======== DATA EXTRACT

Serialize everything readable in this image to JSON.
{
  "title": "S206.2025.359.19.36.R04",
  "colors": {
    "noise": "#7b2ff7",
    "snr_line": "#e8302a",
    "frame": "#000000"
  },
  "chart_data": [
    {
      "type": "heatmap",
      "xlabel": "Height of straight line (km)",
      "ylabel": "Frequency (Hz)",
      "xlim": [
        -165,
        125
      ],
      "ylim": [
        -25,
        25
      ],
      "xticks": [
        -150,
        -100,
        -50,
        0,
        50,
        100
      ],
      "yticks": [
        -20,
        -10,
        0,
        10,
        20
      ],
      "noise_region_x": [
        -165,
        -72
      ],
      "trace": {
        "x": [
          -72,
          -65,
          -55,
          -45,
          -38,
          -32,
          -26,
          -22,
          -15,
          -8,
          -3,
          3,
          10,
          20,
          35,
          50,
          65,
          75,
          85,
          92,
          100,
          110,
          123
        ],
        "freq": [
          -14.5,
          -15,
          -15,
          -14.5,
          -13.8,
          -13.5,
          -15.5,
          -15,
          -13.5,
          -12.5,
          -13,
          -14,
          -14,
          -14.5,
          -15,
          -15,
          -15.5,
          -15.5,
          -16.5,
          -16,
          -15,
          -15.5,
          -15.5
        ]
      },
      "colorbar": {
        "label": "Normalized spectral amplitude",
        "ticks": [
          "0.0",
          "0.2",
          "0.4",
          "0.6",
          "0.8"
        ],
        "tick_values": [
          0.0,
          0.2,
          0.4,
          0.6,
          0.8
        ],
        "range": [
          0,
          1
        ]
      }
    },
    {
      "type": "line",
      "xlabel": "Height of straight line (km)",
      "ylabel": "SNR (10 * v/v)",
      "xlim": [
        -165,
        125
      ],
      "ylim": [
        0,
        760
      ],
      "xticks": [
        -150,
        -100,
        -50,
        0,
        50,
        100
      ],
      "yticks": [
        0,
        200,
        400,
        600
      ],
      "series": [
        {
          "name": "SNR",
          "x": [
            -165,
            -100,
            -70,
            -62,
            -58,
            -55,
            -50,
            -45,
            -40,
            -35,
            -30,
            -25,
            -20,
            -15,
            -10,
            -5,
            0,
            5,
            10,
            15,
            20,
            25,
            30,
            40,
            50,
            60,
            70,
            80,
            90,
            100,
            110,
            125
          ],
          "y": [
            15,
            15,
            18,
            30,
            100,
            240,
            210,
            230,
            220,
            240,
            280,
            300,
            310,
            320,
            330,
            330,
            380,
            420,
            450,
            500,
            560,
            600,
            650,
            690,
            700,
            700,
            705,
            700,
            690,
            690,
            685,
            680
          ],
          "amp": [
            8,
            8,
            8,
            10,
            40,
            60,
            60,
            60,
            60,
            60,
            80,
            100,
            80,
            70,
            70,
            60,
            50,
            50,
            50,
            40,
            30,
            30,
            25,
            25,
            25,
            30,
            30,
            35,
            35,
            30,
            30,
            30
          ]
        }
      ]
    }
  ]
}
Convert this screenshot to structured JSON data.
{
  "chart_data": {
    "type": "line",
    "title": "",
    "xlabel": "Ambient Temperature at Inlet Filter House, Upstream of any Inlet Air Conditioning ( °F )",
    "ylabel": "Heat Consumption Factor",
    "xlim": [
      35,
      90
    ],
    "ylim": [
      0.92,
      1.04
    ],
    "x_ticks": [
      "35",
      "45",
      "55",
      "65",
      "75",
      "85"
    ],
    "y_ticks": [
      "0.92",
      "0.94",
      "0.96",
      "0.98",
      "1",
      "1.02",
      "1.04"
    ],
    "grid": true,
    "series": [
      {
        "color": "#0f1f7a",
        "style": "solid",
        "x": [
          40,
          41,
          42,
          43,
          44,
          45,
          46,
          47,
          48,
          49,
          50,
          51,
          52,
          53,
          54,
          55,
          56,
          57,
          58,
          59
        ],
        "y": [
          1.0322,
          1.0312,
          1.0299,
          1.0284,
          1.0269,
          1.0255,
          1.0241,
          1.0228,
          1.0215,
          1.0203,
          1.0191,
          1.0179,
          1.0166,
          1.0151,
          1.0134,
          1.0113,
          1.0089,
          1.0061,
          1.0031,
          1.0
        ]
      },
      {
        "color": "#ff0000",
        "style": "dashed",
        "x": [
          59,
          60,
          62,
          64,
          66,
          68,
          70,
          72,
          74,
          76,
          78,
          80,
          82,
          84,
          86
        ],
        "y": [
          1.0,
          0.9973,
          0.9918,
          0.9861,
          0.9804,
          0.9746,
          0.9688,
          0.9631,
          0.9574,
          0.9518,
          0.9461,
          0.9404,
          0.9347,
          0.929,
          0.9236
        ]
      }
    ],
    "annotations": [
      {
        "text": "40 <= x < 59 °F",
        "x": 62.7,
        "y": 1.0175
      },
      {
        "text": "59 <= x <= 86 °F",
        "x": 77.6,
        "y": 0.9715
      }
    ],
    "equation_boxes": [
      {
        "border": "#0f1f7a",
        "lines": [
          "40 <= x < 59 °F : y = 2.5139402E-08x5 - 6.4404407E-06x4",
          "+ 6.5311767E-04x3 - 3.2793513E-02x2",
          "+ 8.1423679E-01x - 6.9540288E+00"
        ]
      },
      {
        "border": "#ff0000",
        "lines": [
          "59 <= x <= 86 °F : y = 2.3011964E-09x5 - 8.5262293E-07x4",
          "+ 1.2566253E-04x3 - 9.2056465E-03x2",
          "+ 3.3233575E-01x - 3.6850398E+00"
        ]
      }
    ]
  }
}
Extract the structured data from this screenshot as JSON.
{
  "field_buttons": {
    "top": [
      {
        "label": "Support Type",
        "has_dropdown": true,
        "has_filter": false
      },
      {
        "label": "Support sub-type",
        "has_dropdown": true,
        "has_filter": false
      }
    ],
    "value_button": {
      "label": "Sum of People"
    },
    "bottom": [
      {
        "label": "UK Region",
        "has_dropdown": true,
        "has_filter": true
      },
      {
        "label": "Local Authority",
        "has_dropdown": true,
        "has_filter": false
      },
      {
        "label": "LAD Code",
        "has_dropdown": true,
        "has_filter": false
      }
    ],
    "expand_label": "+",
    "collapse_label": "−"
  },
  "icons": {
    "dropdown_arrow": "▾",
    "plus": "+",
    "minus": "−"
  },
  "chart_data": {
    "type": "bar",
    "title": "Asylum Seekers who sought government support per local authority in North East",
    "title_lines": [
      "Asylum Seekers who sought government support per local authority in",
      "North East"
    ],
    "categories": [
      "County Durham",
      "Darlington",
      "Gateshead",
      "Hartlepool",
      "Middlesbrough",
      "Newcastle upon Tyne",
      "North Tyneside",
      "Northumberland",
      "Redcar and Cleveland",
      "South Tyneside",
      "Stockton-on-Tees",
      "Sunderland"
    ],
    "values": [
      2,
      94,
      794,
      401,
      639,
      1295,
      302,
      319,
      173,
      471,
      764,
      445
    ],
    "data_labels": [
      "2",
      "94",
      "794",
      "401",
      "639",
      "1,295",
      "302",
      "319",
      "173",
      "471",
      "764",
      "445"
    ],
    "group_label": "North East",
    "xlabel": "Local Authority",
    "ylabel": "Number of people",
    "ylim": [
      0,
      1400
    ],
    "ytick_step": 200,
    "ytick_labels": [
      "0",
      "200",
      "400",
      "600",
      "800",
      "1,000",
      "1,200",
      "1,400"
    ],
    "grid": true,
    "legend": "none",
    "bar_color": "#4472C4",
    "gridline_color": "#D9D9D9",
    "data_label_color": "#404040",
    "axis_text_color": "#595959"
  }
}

================

TASK BRIEF: Look through the entries above and count each line holding "this"; report the count alone.

TASK SOLUTION: 3